→ Goal: Write every line out verbatim and omit the pictures.

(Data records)
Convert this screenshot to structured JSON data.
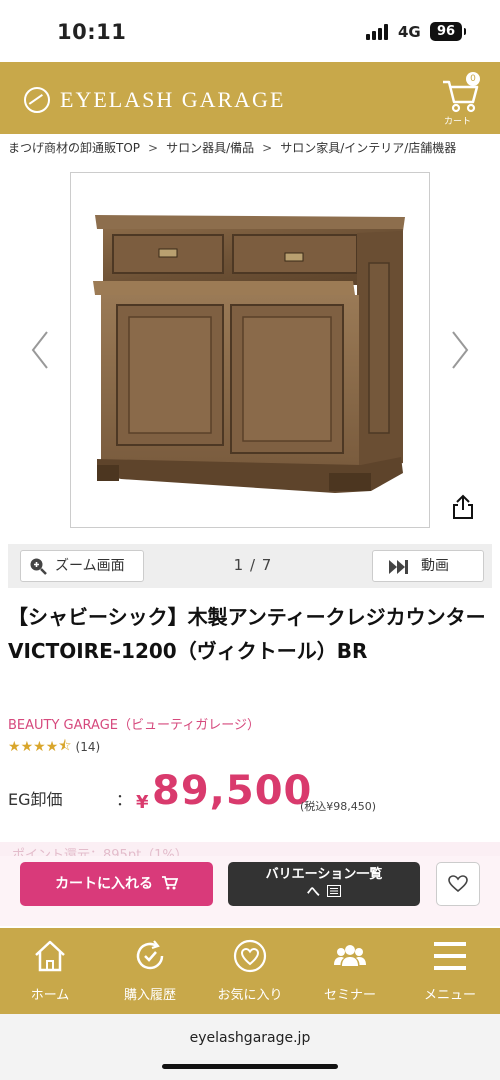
{
  "status": {
    "time": "10:11",
    "network": "4G",
    "battery": "96"
  },
  "header": {
    "logo_text": "EYELASH GARAGE",
    "cart_count": "0",
    "cart_label": "カート",
    "bg_color": "#c8a84a"
  },
  "breadcrumb": [
    "まつげ商材の卸通販TOP",
    "サロン器具/備品",
    "サロン家具/インテリア/店舗機器"
  ],
  "gallery": {
    "page_indicator": "1 / 7",
    "zoom_label": "ズーム画面",
    "video_label": "動画"
  },
  "product": {
    "title": "【シャビーシック】木製アンティークレジカウンター VICTOIRE-1200（ヴィクトール）BR",
    "brand": "BEAUTY GARAGE（ビューティガレージ）",
    "rating": 4.5,
    "review_count": "(14)",
    "price_label": "EG卸価",
    "price_colon": "：",
    "price_currency": "¥",
    "price": "89,500",
    "price_tax": "(税込¥98,450)",
    "points_text": "ポイント還元：895pt（1%）",
    "accent_color": "#d93a6d"
  },
  "actions": {
    "add_to_cart": "カートに入れる",
    "variations_line1": "バリエーション一覧",
    "variations_line2": "へ"
  },
  "bottom_nav": [
    {
      "label": "ホーム",
      "icon": "home-icon"
    },
    {
      "label": "購入履歴",
      "icon": "history-icon"
    },
    {
      "label": "お気に入り",
      "icon": "heart-icon"
    },
    {
      "label": "セミナー",
      "icon": "seminar-icon"
    },
    {
      "label": "メニュー",
      "icon": "menu-icon"
    }
  ],
  "browser": {
    "url": "eyelashgarage.jp"
  }
}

→ Problem solution:
Convert this screenshot to structured JSON data.
{
  "status": {
    "time": "10:11",
    "network": "4G",
    "battery": "96"
  },
  "header": {
    "logo_text": "EYELASH GARAGE",
    "cart_count": "0",
    "cart_label": "カート",
    "bg_color": "#c8a84a"
  },
  "breadcrumb": [
    "まつげ商材の卸通販TOP",
    "サロン器具/備品",
    "サロン家具/インテリア/店舗機器"
  ],
  "gallery": {
    "page_indicator": "1 / 7",
    "zoom_label": "ズーム画面",
    "video_label": "動画"
  },
  "product": {
    "title": "【シャビーシック】木製アンティークレジカウンター VICTOIRE-1200（ヴィクトール）BR",
    "brand": "BEAUTY GARAGE（ビューティガレージ）",
    "rating": 4.5,
    "review_count": "(14)",
    "price_label": "EG卸価",
    "price_colon": "：",
    "price_currency": "¥",
    "price": "89,500",
    "price_tax": "(税込¥98,450)",
    "points_text": "ポイント還元：895pt（1%）",
    "accent_color": "#d93a6d"
  },
  "actions": {
    "add_to_cart": "カートに入れる",
    "variations_line1": "バリエーション一覧",
    "variations_line2": "へ"
  },
  "bottom_nav": [
    {
      "label": "ホーム",
      "icon": "home-icon"
    },
    {
      "label": "購入履歴",
      "icon": "history-icon"
    },
    {
      "label": "お気に入り",
      "icon": "heart-icon"
    },
    {
      "label": "セミナー",
      "icon": "seminar-icon"
    },
    {
      "label": "メニュー",
      "icon": "menu-icon"
    }
  ],
  "browser": {
    "url": "eyelashgarage.jp"
  }
}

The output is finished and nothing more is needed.